=== Exercise aim ===
Write the records out again exactly, leaving no images in.

____ Data to use

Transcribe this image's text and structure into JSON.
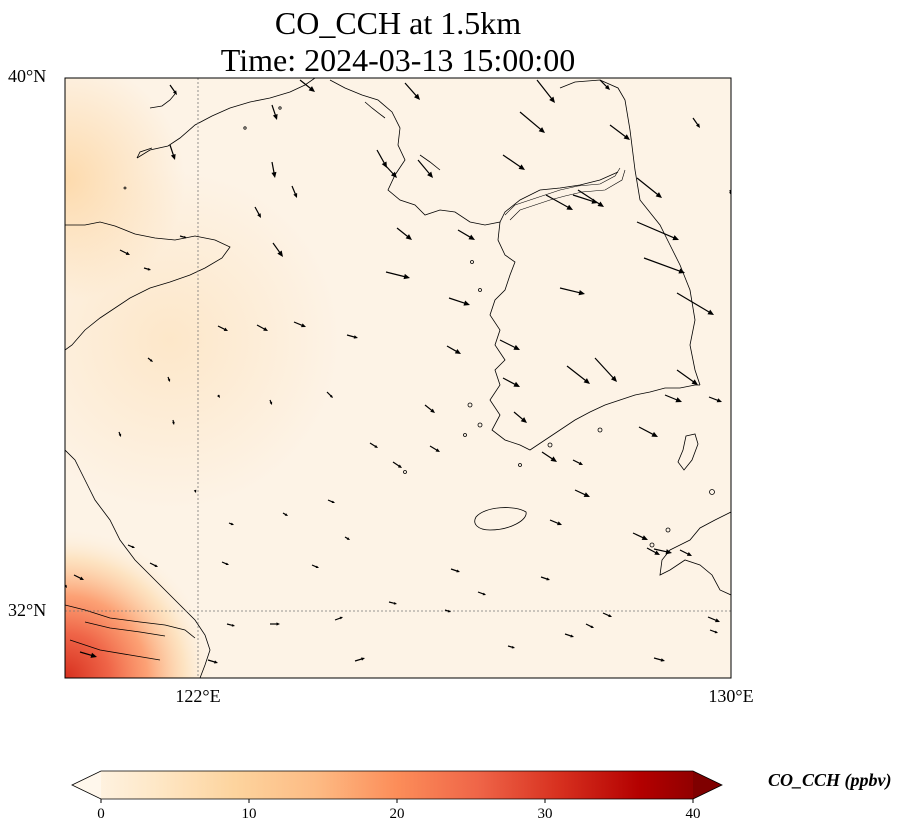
{
  "title": {
    "line1": "CO_CCH at 1.5km",
    "line2": "Time: 2024-03-13 15:00:00"
  },
  "map": {
    "lat_ticks": [
      "40°N",
      "32°N"
    ],
    "lon_ticks": [
      "122°E",
      "130°E"
    ],
    "extent": {
      "lon": [
        120,
        130
      ],
      "lat": [
        31,
        40
      ]
    },
    "gridlines": {
      "lon": 122,
      "lat": 32,
      "style": "dotted"
    }
  },
  "colorbar": {
    "label": "CO_CCH (ppbv)",
    "ticks": [
      "0",
      "10",
      "20",
      "30",
      "40"
    ],
    "range": [
      0,
      40
    ],
    "colormap": "OrRd",
    "colors": [
      "#fff7ec",
      "#fee8c8",
      "#fdd49e",
      "#fdbb84",
      "#fc8d59",
      "#ef6548",
      "#d7301f",
      "#b30000",
      "#7f0000"
    ],
    "extend": "both"
  },
  "field": {
    "background_ppbv": 2,
    "hotspot_southwest_ppbv": 26
  }
}
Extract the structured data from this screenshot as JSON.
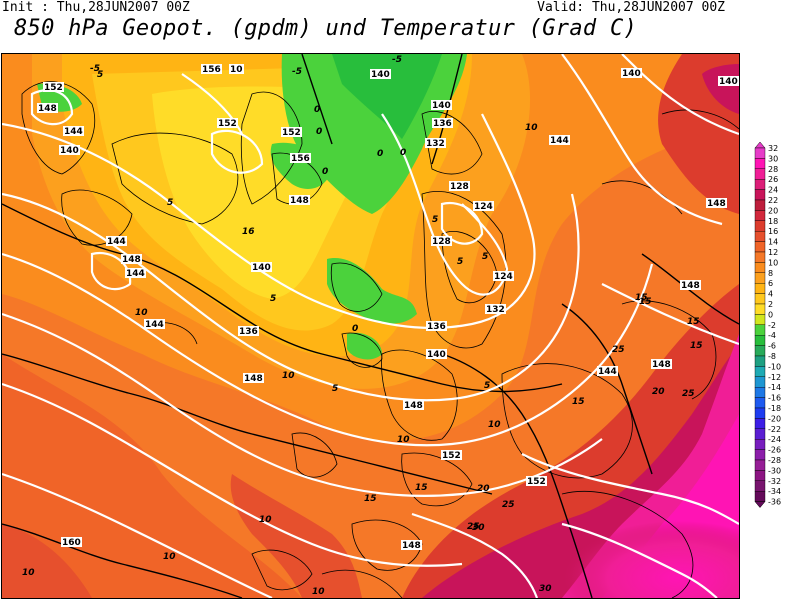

________

=== Reply ===
Transcribe this image's text and structure into JSON.
{
  "title": {
    "line1": "CO_CCH at 1.5km",
    "line2": "Time: 2024-03-13 15:00:00"
  },
  "map": {
    "lat_ticks": [
      "40°N",
      "32°N"
    ],
    "lon_ticks": [
      "122°E",
      "130°E"
    ],
    "extent": {
      "lon": [
        120,
        130
      ],
      "lat": [
        31,
        40
      ]
    },
    "gridlines": {
      "lon": 122,
      "lat": 32,
      "style": "dotted"
    }
  },
  "colorbar": {
    "label": "CO_CCH (ppbv)",
    "ticks": [
      "0",
      "10",
      "20",
      "30",
      "40"
    ],
    "range": [
      0,
      40
    ],
    "colormap": "OrRd",
    "colors": [
      "#fff7ec",
      "#fee8c8",
      "#fdd49e",
      "#fdbb84",
      "#fc8d59",
      "#ef6548",
      "#d7301f",
      "#b30000",
      "#7f0000"
    ],
    "extend": "both"
  },
  "field": {
    "background_ppbv": 2,
    "hotspot_southwest_ppbv": 26
  }
}
Extract the structured data from this screenshot as JSON.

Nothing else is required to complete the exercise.